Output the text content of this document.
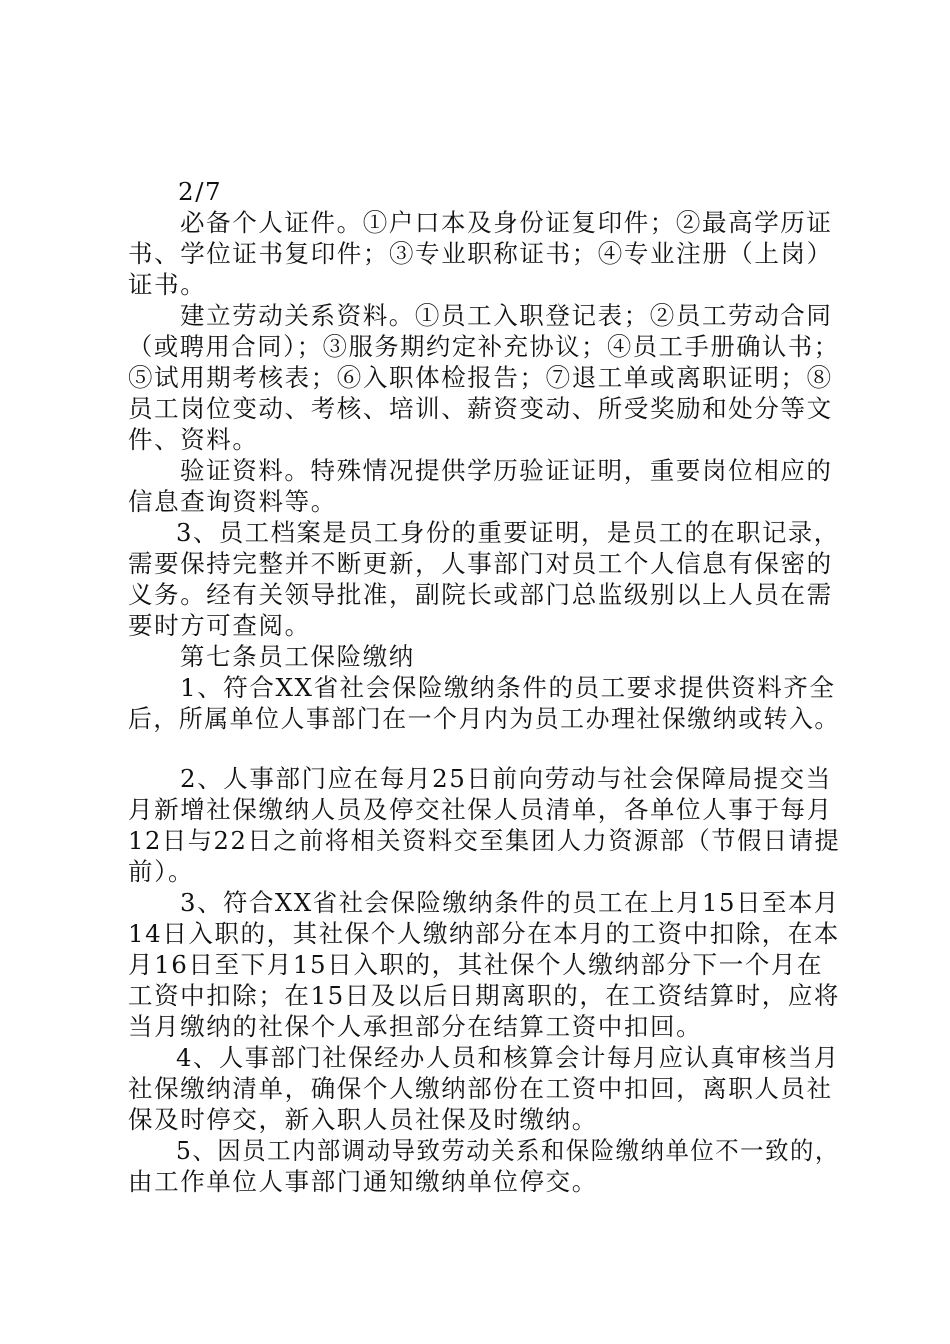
2/7
必备个人证件。①户口本及身份证复印件；②最高学历证
书、学位证书复印件；③专业职称证书；④专业注册（上岗）
证书。
建立劳动关系资料。①员工入职登记表；②员工劳动合同
（或聘用合同）；③服务期约定补充协议；④员工手册确认书；
⑤试用期考核表；⑥入职体检报告；⑦退工单或离职证明；⑧
员工岗位变动、考核、培训、薪资变动、所受奖励和处分等文
件、资料。
验证资料。特殊情况提供学历验证证明，重要岗位相应的
信息查询资料等。
3、员工档案是员工身份的重要证明，是员工的在职记录，
需要保持完整并不断更新，人事部门对员工个人信息有保密的
义务。经有关领导批准，副院长或部门总监级别以上人员在需
要时方可查阅。
第七条员工保险缴纳
1、符合XX省社会保险缴纳条件的员工要求提供资料齐全
后，所属单位人事部门在一个月内为员工办理社保缴纳或转入。
2、人事部门应在每月25日前向劳动与社会保障局提交当
月新增社保缴纳人员及停交社保人员清单，各单位人事于每月
12日与22日之前将相关资料交至集团人力资源部（节假日请提
前）。
3、符合XX省社会保险缴纳条件的员工在上月15日至本月
14日入职的，其社保个人缴纳部分在本月的工资中扣除，在本
月16日至下月15日入职的，其社保个人缴纳部分下一个月在
工资中扣除；在15日及以后日期离职的，在工资结算时，应将
当月缴纳的社保个人承担部分在结算工资中扣回。
4、人事部门社保经办人员和核算会计每月应认真审核当月
社保缴纳清单，确保个人缴纳部份在工资中扣回，离职人员社
保及时停交，新入职人员社保及时缴纳。
5、因员工内部调动导致劳动关系和保险缴纳单位不一致的，
由工作单位人事部门通知缴纳单位停交。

§ **WHAT IS REQUIRED**: Copy out all the records exactly, excluding pictures.

§ **RESPONSE BELOW**:
Output the text content of this document.
2/7
必备个人证件。①户口本及身份证复印件；②最高学历证
书、学位证书复印件；③专业职称证书；④专业注册（上岗）
证书。
建立劳动关系资料。①员工入职登记表；②员工劳动合同
（或聘用合同）；③服务期约定补充协议；④员工手册确认书；
⑤试用期考核表；⑥入职体检报告；⑦退工单或离职证明；⑧
员工岗位变动、考核、培训、薪资变动、所受奖励和处分等文
件、资料。
验证资料。特殊情况提供学历验证证明，重要岗位相应的
信息查询资料等。
3、员工档案是员工身份的重要证明，是员工的在职记录，
需要保持完整并不断更新，人事部门对员工个人信息有保密的
义务。经有关领导批准，副院长或部门总监级别以上人员在需
要时方可查阅。
第七条员工保险缴纳
1、符合XX省社会保险缴纳条件的员工要求提供资料齐全
后，所属单位人事部门在一个月内为员工办理社保缴纳或转入。
2、人事部门应在每月25日前向劳动与社会保障局提交当
月新增社保缴纳人员及停交社保人员清单，各单位人事于每月
12日与22日之前将相关资料交至集团人力资源部（节假日请提
前）。
3、符合XX省社会保险缴纳条件的员工在上月15日至本月
14日入职的，其社保个人缴纳部分在本月的工资中扣除，在本
月16日至下月15日入职的，其社保个人缴纳部分下一个月在
工资中扣除；在15日及以后日期离职的，在工资结算时，应将
当月缴纳的社保个人承担部分在结算工资中扣回。
4、人事部门社保经办人员和核算会计每月应认真审核当月
社保缴纳清单，确保个人缴纳部份在工资中扣回，离职人员社
保及时停交，新入职人员社保及时缴纳。
5、因员工内部调动导致劳动关系和保险缴纳单位不一致的，
由工作单位人事部门通知缴纳单位停交。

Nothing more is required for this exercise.